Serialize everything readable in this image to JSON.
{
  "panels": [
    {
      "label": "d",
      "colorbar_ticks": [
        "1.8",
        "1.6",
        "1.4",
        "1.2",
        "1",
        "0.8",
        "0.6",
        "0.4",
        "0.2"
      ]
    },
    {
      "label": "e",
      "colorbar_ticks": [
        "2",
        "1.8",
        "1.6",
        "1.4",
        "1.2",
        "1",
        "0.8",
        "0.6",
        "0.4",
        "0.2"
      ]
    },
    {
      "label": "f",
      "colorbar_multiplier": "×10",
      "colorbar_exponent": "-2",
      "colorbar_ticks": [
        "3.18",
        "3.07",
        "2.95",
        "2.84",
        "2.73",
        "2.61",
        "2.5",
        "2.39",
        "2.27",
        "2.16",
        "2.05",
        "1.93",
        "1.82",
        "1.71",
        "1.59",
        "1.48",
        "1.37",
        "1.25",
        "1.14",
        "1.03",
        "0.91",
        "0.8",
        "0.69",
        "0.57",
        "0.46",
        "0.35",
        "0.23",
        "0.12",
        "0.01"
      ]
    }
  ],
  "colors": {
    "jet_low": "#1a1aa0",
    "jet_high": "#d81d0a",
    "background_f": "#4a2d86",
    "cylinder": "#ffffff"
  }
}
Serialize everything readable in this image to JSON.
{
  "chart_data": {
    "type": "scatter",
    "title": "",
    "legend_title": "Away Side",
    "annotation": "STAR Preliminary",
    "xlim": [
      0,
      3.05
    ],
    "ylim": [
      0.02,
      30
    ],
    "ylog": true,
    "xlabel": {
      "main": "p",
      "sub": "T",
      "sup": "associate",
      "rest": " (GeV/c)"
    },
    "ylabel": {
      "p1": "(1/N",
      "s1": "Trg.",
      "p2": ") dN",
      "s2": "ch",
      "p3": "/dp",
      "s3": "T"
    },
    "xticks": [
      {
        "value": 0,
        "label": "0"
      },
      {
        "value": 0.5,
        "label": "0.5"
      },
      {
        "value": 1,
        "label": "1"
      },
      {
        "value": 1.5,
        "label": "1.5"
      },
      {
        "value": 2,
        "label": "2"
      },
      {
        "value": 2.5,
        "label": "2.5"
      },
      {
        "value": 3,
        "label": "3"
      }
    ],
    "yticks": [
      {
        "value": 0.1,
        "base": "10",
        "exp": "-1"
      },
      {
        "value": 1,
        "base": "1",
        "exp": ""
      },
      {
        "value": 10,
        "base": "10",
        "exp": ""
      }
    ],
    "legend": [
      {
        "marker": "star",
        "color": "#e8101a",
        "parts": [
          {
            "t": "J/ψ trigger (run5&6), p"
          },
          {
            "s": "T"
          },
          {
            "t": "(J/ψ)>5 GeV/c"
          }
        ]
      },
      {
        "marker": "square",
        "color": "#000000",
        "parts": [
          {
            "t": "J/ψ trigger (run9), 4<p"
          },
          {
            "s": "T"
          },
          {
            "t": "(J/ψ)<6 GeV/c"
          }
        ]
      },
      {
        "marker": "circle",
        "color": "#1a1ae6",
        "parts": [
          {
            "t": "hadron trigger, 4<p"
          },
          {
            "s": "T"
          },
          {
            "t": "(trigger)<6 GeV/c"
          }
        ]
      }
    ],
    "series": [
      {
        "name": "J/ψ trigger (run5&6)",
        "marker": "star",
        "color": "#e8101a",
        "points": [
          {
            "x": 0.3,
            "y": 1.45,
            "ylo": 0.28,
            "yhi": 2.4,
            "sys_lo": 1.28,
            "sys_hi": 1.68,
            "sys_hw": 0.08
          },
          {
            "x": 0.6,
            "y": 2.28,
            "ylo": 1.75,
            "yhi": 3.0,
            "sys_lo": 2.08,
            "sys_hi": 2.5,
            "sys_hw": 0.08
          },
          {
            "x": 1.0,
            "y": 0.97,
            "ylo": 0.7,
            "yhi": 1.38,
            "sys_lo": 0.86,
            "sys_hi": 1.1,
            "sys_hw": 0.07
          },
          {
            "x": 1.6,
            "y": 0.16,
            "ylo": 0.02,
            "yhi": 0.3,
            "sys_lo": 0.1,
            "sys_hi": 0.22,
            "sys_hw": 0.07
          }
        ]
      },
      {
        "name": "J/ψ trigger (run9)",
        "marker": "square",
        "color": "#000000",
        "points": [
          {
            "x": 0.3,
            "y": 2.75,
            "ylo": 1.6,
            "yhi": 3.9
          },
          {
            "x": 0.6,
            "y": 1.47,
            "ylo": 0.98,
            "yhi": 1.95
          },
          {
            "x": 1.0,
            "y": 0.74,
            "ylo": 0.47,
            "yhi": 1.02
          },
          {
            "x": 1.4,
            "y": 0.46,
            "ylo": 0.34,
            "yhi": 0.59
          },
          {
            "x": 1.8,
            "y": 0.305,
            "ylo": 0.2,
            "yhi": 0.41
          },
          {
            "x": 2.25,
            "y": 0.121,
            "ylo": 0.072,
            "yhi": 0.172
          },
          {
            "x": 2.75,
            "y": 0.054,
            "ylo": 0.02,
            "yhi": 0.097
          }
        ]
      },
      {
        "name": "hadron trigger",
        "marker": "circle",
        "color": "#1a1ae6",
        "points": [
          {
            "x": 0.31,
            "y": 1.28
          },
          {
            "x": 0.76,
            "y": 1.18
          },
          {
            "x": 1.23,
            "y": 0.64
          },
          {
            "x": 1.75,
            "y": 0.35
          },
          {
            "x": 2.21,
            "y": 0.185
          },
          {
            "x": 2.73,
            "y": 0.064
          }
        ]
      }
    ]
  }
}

_THE TASK_. Write out the entries above once more, without altering anything.

_RESPONSE TO THIS TASK_.
Serialize everything readable in this image to JSON.
{
  "panels": [
    {
      "label": "d",
      "colorbar_ticks": [
        "1.8",
        "1.6",
        "1.4",
        "1.2",
        "1",
        "0.8",
        "0.6",
        "0.4",
        "0.2"
      ]
    },
    {
      "label": "e",
      "colorbar_ticks": [
        "2",
        "1.8",
        "1.6",
        "1.4",
        "1.2",
        "1",
        "0.8",
        "0.6",
        "0.4",
        "0.2"
      ]
    },
    {
      "label": "f",
      "colorbar_multiplier": "×10",
      "colorbar_exponent": "-2",
      "colorbar_ticks": [
        "3.18",
        "3.07",
        "2.95",
        "2.84",
        "2.73",
        "2.61",
        "2.5",
        "2.39",
        "2.27",
        "2.16",
        "2.05",
        "1.93",
        "1.82",
        "1.71",
        "1.59",
        "1.48",
        "1.37",
        "1.25",
        "1.14",
        "1.03",
        "0.91",
        "0.8",
        "0.69",
        "0.57",
        "0.46",
        "0.35",
        "0.23",
        "0.12",
        "0.01"
      ]
    }
  ],
  "colors": {
    "jet_low": "#1a1aa0",
    "jet_high": "#d81d0a",
    "background_f": "#4a2d86",
    "cylinder": "#ffffff"
  }
}
Serialize everything readable in this image to JSON.
{
  "chart_data": {
    "type": "scatter",
    "title": "",
    "legend_title": "Away Side",
    "annotation": "STAR Preliminary",
    "xlim": [
      0,
      3.05
    ],
    "ylim": [
      0.02,
      30
    ],
    "ylog": true,
    "xlabel": {
      "main": "p",
      "sub": "T",
      "sup": "associate",
      "rest": " (GeV/c)"
    },
    "ylabel": {
      "p1": "(1/N",
      "s1": "Trg.",
      "p2": ") dN",
      "s2": "ch",
      "p3": "/dp",
      "s3": "T"
    },
    "xticks": [
      {
        "value": 0,
        "label": "0"
      },
      {
        "value": 0.5,
        "label": "0.5"
      },
      {
        "value": 1,
        "label": "1"
      },
      {
        "value": 1.5,
        "label": "1.5"
      },
      {
        "value": 2,
        "label": "2"
      },
      {
        "value": 2.5,
        "label": "2.5"
      },
      {
        "value": 3,
        "label": "3"
      }
    ],
    "yticks": [
      {
        "value": 0.1,
        "base": "10",
        "exp": "-1"
      },
      {
        "value": 1,
        "base": "1",
        "exp": ""
      },
      {
        "value": 10,
        "base": "10",
        "exp": ""
      }
    ],
    "legend": [
      {
        "marker": "star",
        "color": "#e8101a",
        "parts": [
          {
            "t": "J/ψ trigger (run5&6), p"
          },
          {
            "s": "T"
          },
          {
            "t": "(J/ψ)>5 GeV/c"
          }
        ]
      },
      {
        "marker": "square",
        "color": "#000000",
        "parts": [
          {
            "t": "J/ψ trigger (run9), 4<p"
          },
          {
            "s": "T"
          },
          {
            "t": "(J/ψ)<6 GeV/c"
          }
        ]
      },
      {
        "marker": "circle",
        "color": "#1a1ae6",
        "parts": [
          {
            "t": "hadron trigger, 4<p"
          },
          {
            "s": "T"
          },
          {
            "t": "(trigger)<6 GeV/c"
          }
        ]
      }
    ],
    "series": [
      {
        "name": "J/ψ trigger (run5&6)",
        "marker": "star",
        "color": "#e8101a",
        "points": [
          {
            "x": 0.3,
            "y": 1.45,
            "ylo": 0.28,
            "yhi": 2.4,
            "sys_lo": 1.28,
            "sys_hi": 1.68,
            "sys_hw": 0.08
          },
          {
            "x": 0.6,
            "y": 2.28,
            "ylo": 1.75,
            "yhi": 3.0,
            "sys_lo": 2.08,
            "sys_hi": 2.5,
            "sys_hw": 0.08
          },
          {
            "x": 1.0,
            "y": 0.97,
            "ylo": 0.7,
            "yhi": 1.38,
            "sys_lo": 0.86,
            "sys_hi": 1.1,
            "sys_hw": 0.07
          },
          {
            "x": 1.6,
            "y": 0.16,
            "ylo": 0.02,
            "yhi": 0.3,
            "sys_lo": 0.1,
            "sys_hi": 0.22,
            "sys_hw": 0.07
          }
        ]
      },
      {
        "name": "J/ψ trigger (run9)",
        "marker": "square",
        "color": "#000000",
        "points": [
          {
            "x": 0.3,
            "y": 2.75,
            "ylo": 1.6,
            "yhi": 3.9
          },
          {
            "x": 0.6,
            "y": 1.47,
            "ylo": 0.98,
            "yhi": 1.95
          },
          {
            "x": 1.0,
            "y": 0.74,
            "ylo": 0.47,
            "yhi": 1.02
          },
          {
            "x": 1.4,
            "y": 0.46,
            "ylo": 0.34,
            "yhi": 0.59
          },
          {
            "x": 1.8,
            "y": 0.305,
            "ylo": 0.2,
            "yhi": 0.41
          },
          {
            "x": 2.25,
            "y": 0.121,
            "ylo": 0.072,
            "yhi": 0.172
          },
          {
            "x": 2.75,
            "y": 0.054,
            "ylo": 0.02,
            "yhi": 0.097
          }
        ]
      },
      {
        "name": "hadron trigger",
        "marker": "circle",
        "color": "#1a1ae6",
        "points": [
          {
            "x": 0.31,
            "y": 1.28
          },
          {
            "x": 0.76,
            "y": 1.18
          },
          {
            "x": 1.23,
            "y": 0.64
          },
          {
            "x": 1.75,
            "y": 0.35
          },
          {
            "x": 2.21,
            "y": 0.185
          },
          {
            "x": 2.73,
            "y": 0.064
          }
        ]
      }
    ]
  }
}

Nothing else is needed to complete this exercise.